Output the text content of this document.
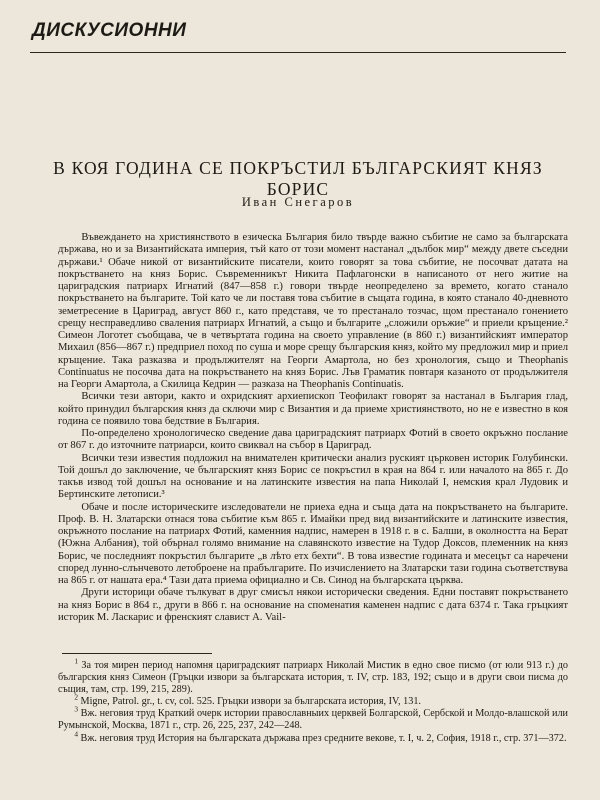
ДИСКУСИОННИ
В КОЯ ГОДИНА СЕ ПОКРЪСТИЛ БЪЛГАРСКИЯТ КНЯЗ БОРИС
Иван Снегаров

Въвеждането на християнството в езическа България било твърде важно събитие не само за българската държава, но и за Византийската империя, тъй като от този момент настанал „дълбок мир“ между двете съседни държави.¹ Обаче никой от византийските писатели, които говорят за това събитие, не посочват датата на покръстването на княз Борис. Съвременникът Никита Пафлагонски в написаното от него житие на цариградския патриарх Игнатий (847—858 г.) говори твърде неопределено за времето, когато станало покръстването на българите. Той като че ли поставя това събитие в същата година, в която станало 40-дневното земетресение в Цариград, август 860 г., като представя, че то престанало тозчас, щом престанало гонението срещу несправедливо сваления патриарх Игнатий, а също и българите „сложили оръжие“ и приели кръщение.² Симеон Логотет съобщава, че в четвъртата година на своето управление (в 860 г.) византийският император Михаил (856—867 г.) предприел поход по суша и море срещу българския княз, който му предложил мир и приел кръщение. Така разказва и продължителят на Георги Амартола, но без хронология, също и Theophanis Continuatus не посочва дата на покръстването на княз Борис. Лъв Граматик повтаря казаното от продължителя на Георги Амартола, а Скилица Кедрин — разказа на Theophanis Continuatis.

Всички тези автори, както и охридският архиепископ Теофилакт говорят за настанал в България глад, който принудил българския княз да сключи мир с Византия и да приеме християнството, но не е известно в коя година се появило това бедствие в България.

По-определено хронологическо сведение дава цариградският патриарх Фотий в своето окръжно послание от 867 г. до източните патриарси, които свиквал на събор в Цариград.

Всички тези известия подложил на внимателен критически анализ руският църковен историк Голубински. Той дошъл до заключение, че българският княз Борис се покръстил в края на 864 г. или началото на 865 г. До такъв извод той дошъл на основание и на латинските известия на папа Николай I, немския крал Лудовик и Бертинските летописи.³

Обаче и после историческите изследователи не приеха една и съща дата на покръстването на българите. Проф. В. Н. Златарски отнася това събитие към 865 г. Имайки пред вид византийските и латинските известия, окръжното послание на патриарх Фотий, каменния надпис, намерен в 1918 г. в с. Балши, в околността на Берат (Южна Албания), той обърнал голямо внимание на славянското известие на Тудор Доксов, племенник на княз Борис, че последният покръстил българите „в лѣто етх бехти“. В това известие годината и месецът са наречени според лунно-слънчевото летоброене на прабългарите. По изчислението на Златарски тази година съответствува на 865 г. от нашата ера.⁴ Тази дата приема официално и Св. Синод на българската църква.

Други историци обаче тълкуват в друг смисъл някои исторически сведения. Едни поставят покръстването на княз Борис в 864 г., други в 866 г. на основание на споменатия каменен надпис с дата 6374 г. Така гръцкият историк М. Ласкарис и френският славист А. Vail-

$^1$ За тоя мирен период напомня цариградският патриарх Николай Мистик в едно свое писмо (от юли 913 г.) до българския княз Симеон (Гръцки извори за българската история, т. IV, стр. 183, 192; също и в други свои писма до същия, там, стр. 199, 215, 289).

$^2$ Migne, Patrol. gr., t. cv, col. 525. Гръцки извори за българската история, IV, 131.

$^3$ Вж. неговия труд Краткий очерк истории православныих церквей Болгарской, Сербской и Молдо-влашской или Румынской, Москва, 1871 г., стр. 26, 225, 237, 242—248.

$^4$ Вж. неговия труд История на българската държава през средните векове, т. I, ч. 2, София, 1918 г., стр. 371—372.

*Set exercise*:
Copy every entry exactly as written. Pictures are excluded.

*Exercise result*:
Output the text content of this document.
ДИСКУСИОННИ
В КОЯ ГОДИНА СЕ ПОКРЪСТИЛ БЪЛГАРСКИЯТ КНЯЗ БОРИС
Иван Снегаров

Въвеждането на християнството в езическа България било твърде важно събитие не само за българската държава, но и за Византийската империя, тъй като от този момент настанал „дълбок мир“ между двете съседни държави.¹ Обаче никой от византийските писатели, които говорят за това събитие, не посочват датата на покръстването на княз Борис. Съвременникът Никита Пафлагонски в написаното от него житие на цариградския патриарх Игнатий (847—858 г.) говори твърде неопределено за времето, когато станало покръстването на българите. Той като че ли поставя това събитие в същата година, в която станало 40-дневното земетресение в Цариград, август 860 г., като представя, че то престанало тозчас, щом престанало гонението срещу несправедливо сваления патриарх Игнатий, а също и българите „сложили оръжие“ и приели кръщение.² Симеон Логотет съобщава, че в четвъртата година на своето управление (в 860 г.) византийският император Михаил (856—867 г.) предприел поход по суша и море срещу българския княз, който му предложил мир и приел кръщение. Така разказва и продължителят на Георги Амартола, но без хронология, също и Theophanis Continuatus не посочва дата на покръстването на княз Борис. Лъв Граматик повтаря казаното от продължителя на Георги Амартола, а Скилица Кедрин — разказа на Theophanis Continuatis.

Всички тези автори, както и охридският архиепископ Теофилакт говорят за настанал в България глад, който принудил българския княз да сключи мир с Византия и да приеме християнството, но не е известно в коя година се появило това бедствие в България.

По-определено хронологическо сведение дава цариградският патриарх Фотий в своето окръжно послание от 867 г. до източните патриарси, които свиквал на събор в Цариград.

Всички тези известия подложил на внимателен критически анализ руският църковен историк Голубински. Той дошъл до заключение, че българският княз Борис се покръстил в края на 864 г. или началото на 865 г. До такъв извод той дошъл на основание и на латинските известия на папа Николай I, немския крал Лудовик и Бертинските летописи.³

Обаче и после историческите изследователи не приеха една и съща дата на покръстването на българите. Проф. В. Н. Златарски отнася това събитие към 865 г. Имайки пред вид византийските и латинските известия, окръжното послание на патриарх Фотий, каменния надпис, намерен в 1918 г. в с. Балши, в околността на Берат (Южна Албания), той обърнал голямо внимание на славянското известие на Тудор Доксов, племенник на княз Борис, че последният покръстил българите „в лѣто етх бехти“. В това известие годината и месецът са наречени според лунно-слънчевото летоброене на прабългарите. По изчислението на Златарски тази година съответствува на 865 г. от нашата ера.⁴ Тази дата приема официално и Св. Синод на българската църква.

Други историци обаче тълкуват в друг смисъл някои исторически сведения. Едни поставят покръстването на княз Борис в 864 г., други в 866 г. на основание на споменатия каменен надпис с дата 6374 г. Така гръцкият историк М. Ласкарис и френският славист А. Vail-

$^1$ За тоя мирен период напомня цариградският патриарх Николай Мистик в едно свое писмо (от юли 913 г.) до българския княз Симеон (Гръцки извори за българската история, т. IV, стр. 183, 192; също и в други свои писма до същия, там, стр. 199, 215, 289).

$^2$ Migne, Patrol. gr., t. cv, col. 525. Гръцки извори за българската история, IV, 131.

$^3$ Вж. неговия труд Краткий очерк истории православныих церквей Болгарской, Сербской и Молдо-влашской или Румынской, Москва, 1871 г., стр. 26, 225, 237, 242—248.

$^4$ Вж. неговия труд История на българската държава през средните векове, т. I, ч. 2, София, 1918 г., стр. 371—372.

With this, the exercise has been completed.